TASK TO CARRY OUT: Repeat all of the data precisely.

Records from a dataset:
────────

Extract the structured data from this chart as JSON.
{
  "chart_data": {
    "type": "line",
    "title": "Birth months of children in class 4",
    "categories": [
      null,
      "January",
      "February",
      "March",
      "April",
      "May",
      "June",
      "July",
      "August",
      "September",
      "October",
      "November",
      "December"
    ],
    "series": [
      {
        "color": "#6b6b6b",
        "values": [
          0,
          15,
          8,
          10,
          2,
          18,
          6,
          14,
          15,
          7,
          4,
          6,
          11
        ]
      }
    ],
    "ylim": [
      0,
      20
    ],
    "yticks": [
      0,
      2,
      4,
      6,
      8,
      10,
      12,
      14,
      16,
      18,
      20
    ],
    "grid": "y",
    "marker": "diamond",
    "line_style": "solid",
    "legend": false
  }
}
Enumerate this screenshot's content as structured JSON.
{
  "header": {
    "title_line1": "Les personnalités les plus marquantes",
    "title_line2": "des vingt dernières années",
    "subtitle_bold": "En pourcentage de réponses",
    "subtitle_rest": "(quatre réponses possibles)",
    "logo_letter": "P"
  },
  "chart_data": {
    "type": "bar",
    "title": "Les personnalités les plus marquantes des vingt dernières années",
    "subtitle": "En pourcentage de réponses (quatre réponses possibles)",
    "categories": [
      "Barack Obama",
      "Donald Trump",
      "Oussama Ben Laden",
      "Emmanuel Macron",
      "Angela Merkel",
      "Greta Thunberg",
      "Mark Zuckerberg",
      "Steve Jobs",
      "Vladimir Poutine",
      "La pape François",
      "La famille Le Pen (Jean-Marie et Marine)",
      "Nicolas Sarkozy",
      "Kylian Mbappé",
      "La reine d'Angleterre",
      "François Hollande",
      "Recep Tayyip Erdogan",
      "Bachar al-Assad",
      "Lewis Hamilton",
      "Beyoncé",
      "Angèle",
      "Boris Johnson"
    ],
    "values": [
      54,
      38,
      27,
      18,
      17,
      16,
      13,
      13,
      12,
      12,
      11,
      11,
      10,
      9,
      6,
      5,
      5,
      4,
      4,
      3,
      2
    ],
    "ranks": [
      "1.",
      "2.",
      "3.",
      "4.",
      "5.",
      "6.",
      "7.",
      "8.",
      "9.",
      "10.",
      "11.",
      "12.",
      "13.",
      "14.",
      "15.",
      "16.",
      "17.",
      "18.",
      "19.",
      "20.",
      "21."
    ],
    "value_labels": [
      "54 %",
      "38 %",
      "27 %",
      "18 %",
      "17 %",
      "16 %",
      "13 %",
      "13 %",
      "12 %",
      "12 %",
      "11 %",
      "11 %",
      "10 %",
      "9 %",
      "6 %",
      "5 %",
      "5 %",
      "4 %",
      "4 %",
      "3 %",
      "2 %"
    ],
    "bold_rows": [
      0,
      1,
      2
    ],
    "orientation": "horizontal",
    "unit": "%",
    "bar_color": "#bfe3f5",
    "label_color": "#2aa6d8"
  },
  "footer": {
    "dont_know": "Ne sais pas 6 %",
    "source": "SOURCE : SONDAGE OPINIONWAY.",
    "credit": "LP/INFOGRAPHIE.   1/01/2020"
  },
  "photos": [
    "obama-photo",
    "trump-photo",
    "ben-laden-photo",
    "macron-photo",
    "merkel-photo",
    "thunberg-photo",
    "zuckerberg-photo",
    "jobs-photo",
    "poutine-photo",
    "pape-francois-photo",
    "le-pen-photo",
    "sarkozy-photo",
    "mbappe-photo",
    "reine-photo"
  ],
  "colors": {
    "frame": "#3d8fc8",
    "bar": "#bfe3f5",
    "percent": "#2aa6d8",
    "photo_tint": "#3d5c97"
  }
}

────────

EXERCISE SOLUTION:
Extract the structured data from this chart as JSON.
{
  "chart_data": {
    "type": "line",
    "title": "Birth months of children in class 4",
    "categories": [
      null,
      "January",
      "February",
      "March",
      "April",
      "May",
      "June",
      "July",
      "August",
      "September",
      "October",
      "November",
      "December"
    ],
    "series": [
      {
        "color": "#6b6b6b",
        "values": [
          0,
          15,
          8,
          10,
          2,
          18,
          6,
          14,
          15,
          7,
          4,
          6,
          11
        ]
      }
    ],
    "ylim": [
      0,
      20
    ],
    "yticks": [
      0,
      2,
      4,
      6,
      8,
      10,
      12,
      14,
      16,
      18,
      20
    ],
    "grid": "y",
    "marker": "diamond",
    "line_style": "solid",
    "legend": false
  }
}
Enumerate this screenshot's content as structured JSON.
{
  "header": {
    "title_line1": "Les personnalités les plus marquantes",
    "title_line2": "des vingt dernières années",
    "subtitle_bold": "En pourcentage de réponses",
    "subtitle_rest": "(quatre réponses possibles)",
    "logo_letter": "P"
  },
  "chart_data": {
    "type": "bar",
    "title": "Les personnalités les plus marquantes des vingt dernières années",
    "subtitle": "En pourcentage de réponses (quatre réponses possibles)",
    "categories": [
      "Barack Obama",
      "Donald Trump",
      "Oussama Ben Laden",
      "Emmanuel Macron",
      "Angela Merkel",
      "Greta Thunberg",
      "Mark Zuckerberg",
      "Steve Jobs",
      "Vladimir Poutine",
      "La pape François",
      "La famille Le Pen (Jean-Marie et Marine)",
      "Nicolas Sarkozy",
      "Kylian Mbappé",
      "La reine d'Angleterre",
      "François Hollande",
      "Recep Tayyip Erdogan",
      "Bachar al-Assad",
      "Lewis Hamilton",
      "Beyoncé",
      "Angèle",
      "Boris Johnson"
    ],
    "values": [
      54,
      38,
      27,
      18,
      17,
      16,
      13,
      13,
      12,
      12,
      11,
      11,
      10,
      9,
      6,
      5,
      5,
      4,
      4,
      3,
      2
    ],
    "ranks": [
      "1.",
      "2.",
      "3.",
      "4.",
      "5.",
      "6.",
      "7.",
      "8.",
      "9.",
      "10.",
      "11.",
      "12.",
      "13.",
      "14.",
      "15.",
      "16.",
      "17.",
      "18.",
      "19.",
      "20.",
      "21."
    ],
    "value_labels": [
      "54 %",
      "38 %",
      "27 %",
      "18 %",
      "17 %",
      "16 %",
      "13 %",
      "13 %",
      "12 %",
      "12 %",
      "11 %",
      "11 %",
      "10 %",
      "9 %",
      "6 %",
      "5 %",
      "5 %",
      "4 %",
      "4 %",
      "3 %",
      "2 %"
    ],
    "bold_rows": [
      0,
      1,
      2
    ],
    "orientation": "horizontal",
    "unit": "%",
    "bar_color": "#bfe3f5",
    "label_color": "#2aa6d8"
  },
  "footer": {
    "dont_know": "Ne sais pas 6 %",
    "source": "SOURCE : SONDAGE OPINIONWAY.",
    "credit": "LP/INFOGRAPHIE.   1/01/2020"
  },
  "photos": [
    "obama-photo",
    "trump-photo",
    "ben-laden-photo",
    "macron-photo",
    "merkel-photo",
    "thunberg-photo",
    "zuckerberg-photo",
    "jobs-photo",
    "poutine-photo",
    "pape-francois-photo",
    "le-pen-photo",
    "sarkozy-photo",
    "mbappe-photo",
    "reine-photo"
  ],
  "colors": {
    "frame": "#3d8fc8",
    "bar": "#bfe3f5",
    "percent": "#2aa6d8",
    "photo_tint": "#3d5c97"
  }
}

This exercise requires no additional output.